## EXERCISE DESCRIPTION:
Give only the number of lines where "capacity" occurs.

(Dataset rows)
+ + + + +

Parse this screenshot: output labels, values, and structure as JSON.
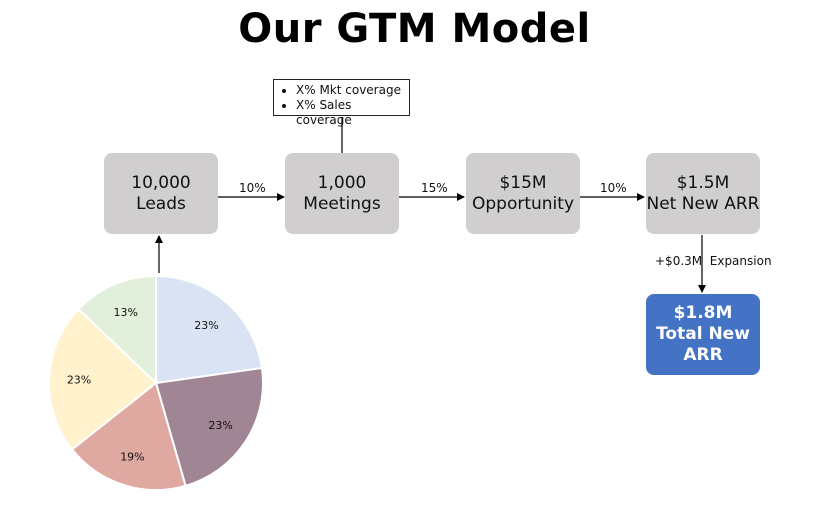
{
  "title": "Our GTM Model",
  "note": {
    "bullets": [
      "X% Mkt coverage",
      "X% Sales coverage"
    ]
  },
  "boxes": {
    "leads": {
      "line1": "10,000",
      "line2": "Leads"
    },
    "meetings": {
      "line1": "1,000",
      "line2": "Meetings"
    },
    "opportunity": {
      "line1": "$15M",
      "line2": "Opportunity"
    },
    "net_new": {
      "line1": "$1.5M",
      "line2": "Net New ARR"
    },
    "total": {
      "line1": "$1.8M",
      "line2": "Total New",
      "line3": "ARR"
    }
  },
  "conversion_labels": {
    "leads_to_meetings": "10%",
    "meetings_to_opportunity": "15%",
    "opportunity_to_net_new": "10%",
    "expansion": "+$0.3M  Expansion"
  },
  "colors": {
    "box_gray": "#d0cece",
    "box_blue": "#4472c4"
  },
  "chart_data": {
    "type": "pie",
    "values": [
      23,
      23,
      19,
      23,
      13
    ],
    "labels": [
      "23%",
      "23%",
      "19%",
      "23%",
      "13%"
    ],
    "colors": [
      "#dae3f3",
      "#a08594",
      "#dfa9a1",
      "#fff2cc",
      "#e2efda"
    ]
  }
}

+ + + + +

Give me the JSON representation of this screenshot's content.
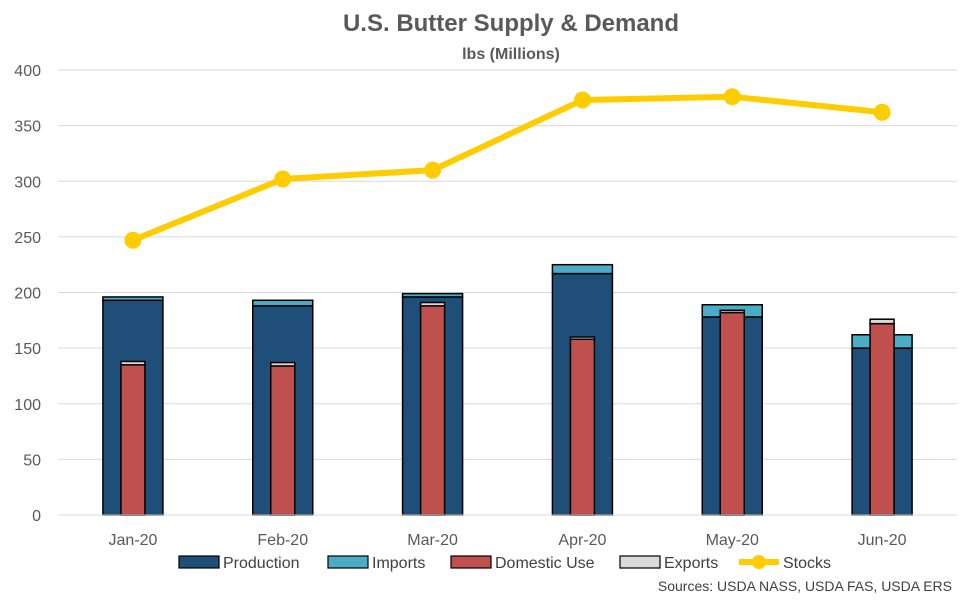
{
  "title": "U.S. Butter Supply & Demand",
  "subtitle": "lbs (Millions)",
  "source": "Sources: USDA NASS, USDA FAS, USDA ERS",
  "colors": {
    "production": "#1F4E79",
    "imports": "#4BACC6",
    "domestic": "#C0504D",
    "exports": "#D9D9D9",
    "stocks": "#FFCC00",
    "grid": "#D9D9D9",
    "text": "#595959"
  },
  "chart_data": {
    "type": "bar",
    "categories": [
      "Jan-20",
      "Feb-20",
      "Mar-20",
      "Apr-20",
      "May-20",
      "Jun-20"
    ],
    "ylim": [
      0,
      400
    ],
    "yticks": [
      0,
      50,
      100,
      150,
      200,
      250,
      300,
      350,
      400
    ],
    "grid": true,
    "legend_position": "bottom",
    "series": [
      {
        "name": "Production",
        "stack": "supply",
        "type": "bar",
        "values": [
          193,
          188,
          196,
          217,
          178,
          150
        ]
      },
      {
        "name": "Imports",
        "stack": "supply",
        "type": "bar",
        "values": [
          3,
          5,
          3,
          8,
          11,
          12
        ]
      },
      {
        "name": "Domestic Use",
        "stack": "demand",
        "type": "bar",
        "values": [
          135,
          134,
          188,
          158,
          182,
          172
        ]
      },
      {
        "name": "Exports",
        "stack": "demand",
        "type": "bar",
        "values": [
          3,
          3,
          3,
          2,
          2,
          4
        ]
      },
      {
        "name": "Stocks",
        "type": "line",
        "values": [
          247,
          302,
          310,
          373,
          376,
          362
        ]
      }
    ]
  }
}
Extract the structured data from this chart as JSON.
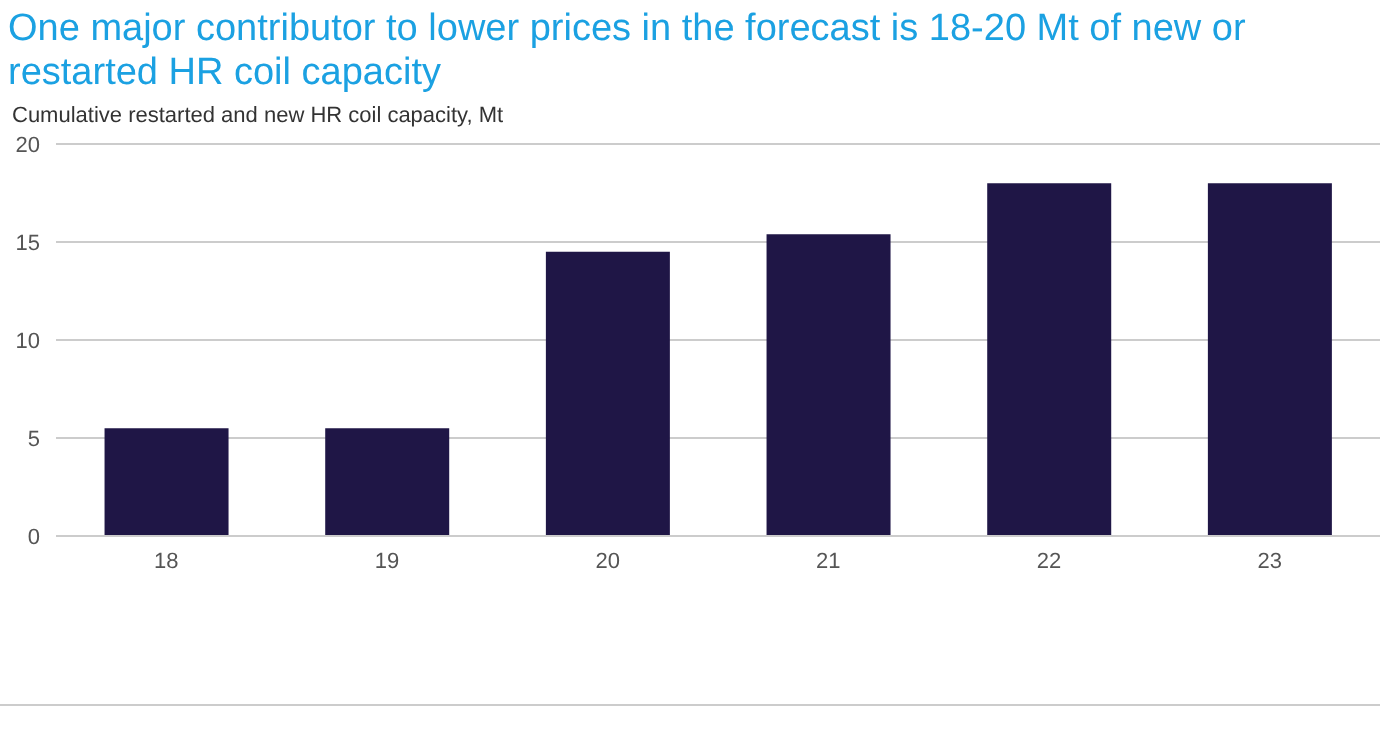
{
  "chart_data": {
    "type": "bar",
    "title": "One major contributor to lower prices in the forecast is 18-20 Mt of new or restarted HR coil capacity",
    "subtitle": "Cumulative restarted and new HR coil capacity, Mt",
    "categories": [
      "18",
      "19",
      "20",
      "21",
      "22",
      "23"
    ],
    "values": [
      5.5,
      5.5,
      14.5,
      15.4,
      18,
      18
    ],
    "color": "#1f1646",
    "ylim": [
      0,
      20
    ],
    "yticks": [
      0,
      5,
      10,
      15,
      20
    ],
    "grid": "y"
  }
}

+ + + + +

## EXPECTED ANSWER:
2